Start Record excerpts

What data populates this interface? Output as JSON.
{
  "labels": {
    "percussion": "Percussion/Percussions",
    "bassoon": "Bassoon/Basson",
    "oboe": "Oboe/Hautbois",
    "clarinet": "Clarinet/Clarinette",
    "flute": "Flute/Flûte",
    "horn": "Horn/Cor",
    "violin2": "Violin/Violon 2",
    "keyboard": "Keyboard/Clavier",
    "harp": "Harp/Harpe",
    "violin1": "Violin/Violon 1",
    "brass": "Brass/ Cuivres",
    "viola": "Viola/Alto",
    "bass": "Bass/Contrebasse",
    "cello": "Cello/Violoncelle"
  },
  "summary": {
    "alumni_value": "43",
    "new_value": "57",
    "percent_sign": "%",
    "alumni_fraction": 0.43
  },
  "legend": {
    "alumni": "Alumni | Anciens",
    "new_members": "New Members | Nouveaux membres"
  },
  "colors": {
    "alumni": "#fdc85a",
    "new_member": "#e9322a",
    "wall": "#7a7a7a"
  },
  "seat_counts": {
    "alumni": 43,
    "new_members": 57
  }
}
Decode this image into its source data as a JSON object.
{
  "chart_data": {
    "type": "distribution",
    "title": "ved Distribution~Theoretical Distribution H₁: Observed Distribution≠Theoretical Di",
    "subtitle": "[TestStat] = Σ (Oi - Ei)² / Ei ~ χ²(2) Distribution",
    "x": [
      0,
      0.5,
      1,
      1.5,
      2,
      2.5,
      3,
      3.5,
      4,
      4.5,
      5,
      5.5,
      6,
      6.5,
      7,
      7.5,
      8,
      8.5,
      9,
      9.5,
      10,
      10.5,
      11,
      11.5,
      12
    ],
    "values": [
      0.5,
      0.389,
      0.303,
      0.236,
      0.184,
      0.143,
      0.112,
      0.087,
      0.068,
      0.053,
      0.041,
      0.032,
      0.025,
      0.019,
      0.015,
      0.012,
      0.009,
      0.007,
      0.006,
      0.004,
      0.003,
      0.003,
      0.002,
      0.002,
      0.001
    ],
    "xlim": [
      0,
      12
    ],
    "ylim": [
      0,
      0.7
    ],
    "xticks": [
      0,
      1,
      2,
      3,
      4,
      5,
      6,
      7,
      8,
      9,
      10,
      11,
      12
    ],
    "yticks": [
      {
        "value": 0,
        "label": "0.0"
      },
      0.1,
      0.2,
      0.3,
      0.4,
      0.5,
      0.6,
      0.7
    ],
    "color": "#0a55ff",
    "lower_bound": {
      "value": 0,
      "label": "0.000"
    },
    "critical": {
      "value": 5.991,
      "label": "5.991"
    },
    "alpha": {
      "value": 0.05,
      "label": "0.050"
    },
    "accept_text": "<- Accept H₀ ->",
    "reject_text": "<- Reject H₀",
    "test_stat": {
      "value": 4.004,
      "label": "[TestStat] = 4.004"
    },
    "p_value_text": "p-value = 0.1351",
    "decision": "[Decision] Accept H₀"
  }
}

End Record excerpts

Give back each line above precisely as it stands.

What data populates this interface? Output as JSON.
{
  "labels": {
    "percussion": "Percussion/Percussions",
    "bassoon": "Bassoon/Basson",
    "oboe": "Oboe/Hautbois",
    "clarinet": "Clarinet/Clarinette",
    "flute": "Flute/Flûte",
    "horn": "Horn/Cor",
    "violin2": "Violin/Violon 2",
    "keyboard": "Keyboard/Clavier",
    "harp": "Harp/Harpe",
    "violin1": "Violin/Violon 1",
    "brass": "Brass/ Cuivres",
    "viola": "Viola/Alto",
    "bass": "Bass/Contrebasse",
    "cello": "Cello/Violoncelle"
  },
  "summary": {
    "alumni_value": "43",
    "new_value": "57",
    "percent_sign": "%",
    "alumni_fraction": 0.43
  },
  "legend": {
    "alumni": "Alumni | Anciens",
    "new_members": "New Members | Nouveaux membres"
  },
  "colors": {
    "alumni": "#fdc85a",
    "new_member": "#e9322a",
    "wall": "#7a7a7a"
  },
  "seat_counts": {
    "alumni": 43,
    "new_members": 57
  }
}
Decode this image into its source data as a JSON object.
{
  "chart_data": {
    "type": "distribution",
    "title": "ved Distribution~Theoretical Distribution H₁: Observed Distribution≠Theoretical Di",
    "subtitle": "[TestStat] = Σ (Oi - Ei)² / Ei ~ χ²(2) Distribution",
    "x": [
      0,
      0.5,
      1,
      1.5,
      2,
      2.5,
      3,
      3.5,
      4,
      4.5,
      5,
      5.5,
      6,
      6.5,
      7,
      7.5,
      8,
      8.5,
      9,
      9.5,
      10,
      10.5,
      11,
      11.5,
      12
    ],
    "values": [
      0.5,
      0.389,
      0.303,
      0.236,
      0.184,
      0.143,
      0.112,
      0.087,
      0.068,
      0.053,
      0.041,
      0.032,
      0.025,
      0.019,
      0.015,
      0.012,
      0.009,
      0.007,
      0.006,
      0.004,
      0.003,
      0.003,
      0.002,
      0.002,
      0.001
    ],
    "xlim": [
      0,
      12
    ],
    "ylim": [
      0,
      0.7
    ],
    "xticks": [
      0,
      1,
      2,
      3,
      4,
      5,
      6,
      7,
      8,
      9,
      10,
      11,
      12
    ],
    "yticks": [
      {
        "value": 0,
        "label": "0.0"
      },
      0.1,
      0.2,
      0.3,
      0.4,
      0.5,
      0.6,
      0.7
    ],
    "color": "#0a55ff",
    "lower_bound": {
      "value": 0,
      "label": "0.000"
    },
    "critical": {
      "value": 5.991,
      "label": "5.991"
    },
    "alpha": {
      "value": 0.05,
      "label": "0.050"
    },
    "accept_text": "<- Accept H₀ ->",
    "reject_text": "<- Reject H₀",
    "test_stat": {
      "value": 4.004,
      "label": "[TestStat] = 4.004"
    },
    "p_value_text": "p-value = 0.1351",
    "decision": "[Decision] Accept H₀"
  }
}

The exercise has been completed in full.